• _Requirements_
Find how many lines in the material contain "this"; your answer should be that number alone.

• _Task input_
•••
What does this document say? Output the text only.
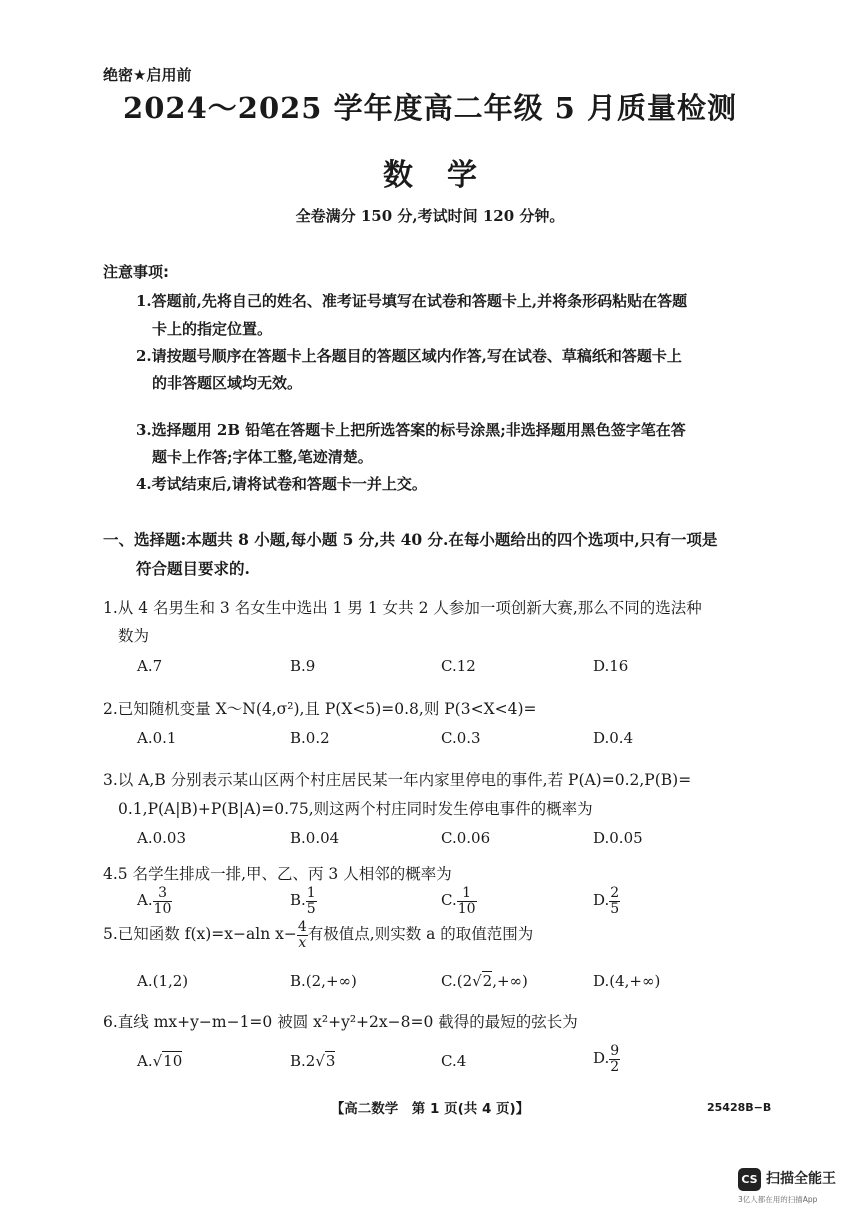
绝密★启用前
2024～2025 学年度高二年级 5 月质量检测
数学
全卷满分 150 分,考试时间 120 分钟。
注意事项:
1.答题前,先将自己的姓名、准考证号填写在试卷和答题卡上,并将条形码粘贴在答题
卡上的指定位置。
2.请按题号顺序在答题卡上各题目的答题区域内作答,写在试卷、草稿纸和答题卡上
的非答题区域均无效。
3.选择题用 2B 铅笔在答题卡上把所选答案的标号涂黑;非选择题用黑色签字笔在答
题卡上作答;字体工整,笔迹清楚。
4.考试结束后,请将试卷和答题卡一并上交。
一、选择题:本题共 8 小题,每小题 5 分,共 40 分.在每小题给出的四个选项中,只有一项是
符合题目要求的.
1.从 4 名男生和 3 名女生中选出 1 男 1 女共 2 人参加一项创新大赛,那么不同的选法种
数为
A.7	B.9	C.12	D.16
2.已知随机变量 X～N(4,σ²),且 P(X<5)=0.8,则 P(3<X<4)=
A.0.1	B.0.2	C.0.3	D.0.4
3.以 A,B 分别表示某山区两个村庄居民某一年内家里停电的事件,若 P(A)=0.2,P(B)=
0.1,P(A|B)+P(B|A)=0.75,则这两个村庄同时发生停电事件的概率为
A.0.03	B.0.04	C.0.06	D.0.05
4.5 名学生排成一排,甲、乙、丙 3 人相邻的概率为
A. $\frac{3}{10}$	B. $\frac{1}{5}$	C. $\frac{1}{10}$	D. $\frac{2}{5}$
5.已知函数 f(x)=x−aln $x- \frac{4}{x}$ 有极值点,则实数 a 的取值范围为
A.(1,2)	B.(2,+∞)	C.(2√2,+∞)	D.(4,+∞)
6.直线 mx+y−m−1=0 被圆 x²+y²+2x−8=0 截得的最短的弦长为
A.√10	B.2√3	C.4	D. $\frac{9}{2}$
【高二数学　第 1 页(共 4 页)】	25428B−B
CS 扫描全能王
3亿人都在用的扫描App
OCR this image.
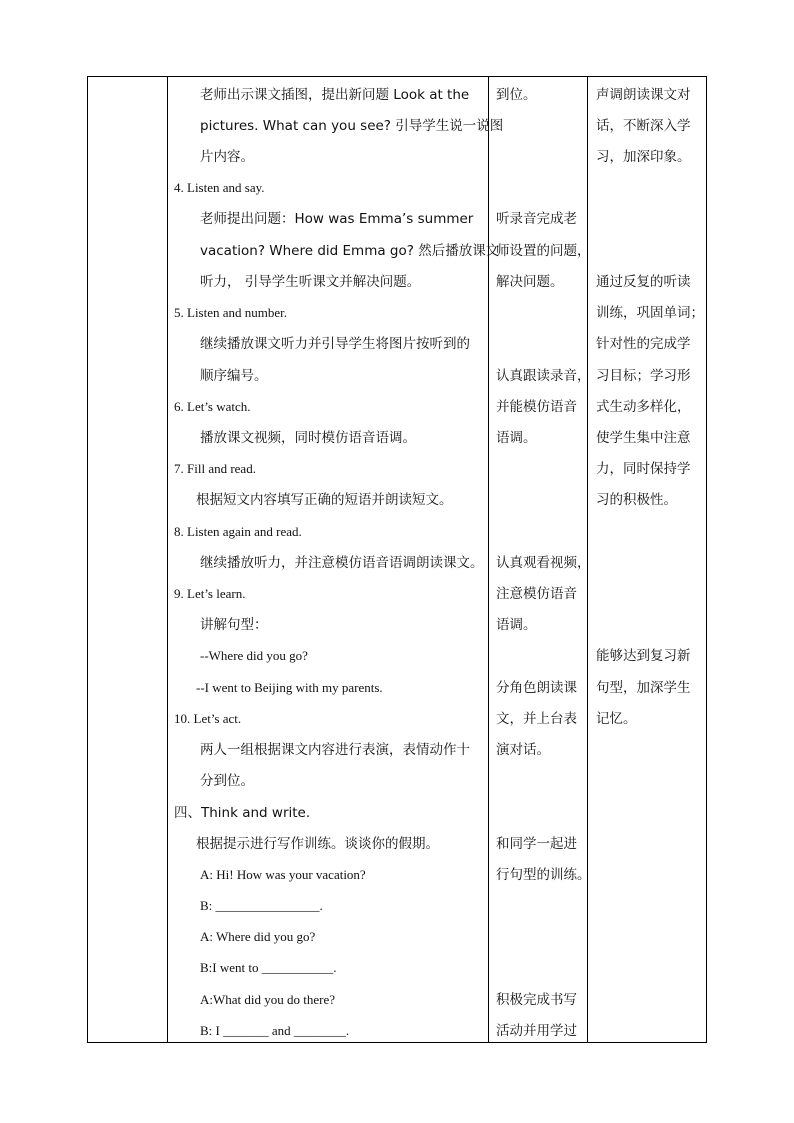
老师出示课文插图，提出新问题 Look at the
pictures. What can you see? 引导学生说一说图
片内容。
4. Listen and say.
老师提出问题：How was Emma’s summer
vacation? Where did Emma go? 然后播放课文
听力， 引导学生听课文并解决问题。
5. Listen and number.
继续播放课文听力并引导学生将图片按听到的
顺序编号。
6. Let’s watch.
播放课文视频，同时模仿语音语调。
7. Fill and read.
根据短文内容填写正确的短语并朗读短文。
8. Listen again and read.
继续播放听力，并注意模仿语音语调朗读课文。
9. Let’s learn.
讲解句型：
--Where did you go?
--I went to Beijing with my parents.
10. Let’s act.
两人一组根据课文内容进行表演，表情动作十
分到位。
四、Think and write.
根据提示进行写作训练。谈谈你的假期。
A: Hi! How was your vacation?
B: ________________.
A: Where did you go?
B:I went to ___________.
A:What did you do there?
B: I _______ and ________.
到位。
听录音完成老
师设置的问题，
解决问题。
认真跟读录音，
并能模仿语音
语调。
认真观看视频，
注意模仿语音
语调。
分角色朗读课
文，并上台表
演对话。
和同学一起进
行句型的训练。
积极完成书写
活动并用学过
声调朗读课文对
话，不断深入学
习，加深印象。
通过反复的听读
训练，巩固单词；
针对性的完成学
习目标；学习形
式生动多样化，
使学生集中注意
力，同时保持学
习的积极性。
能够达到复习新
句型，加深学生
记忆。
•••
• _Result_
2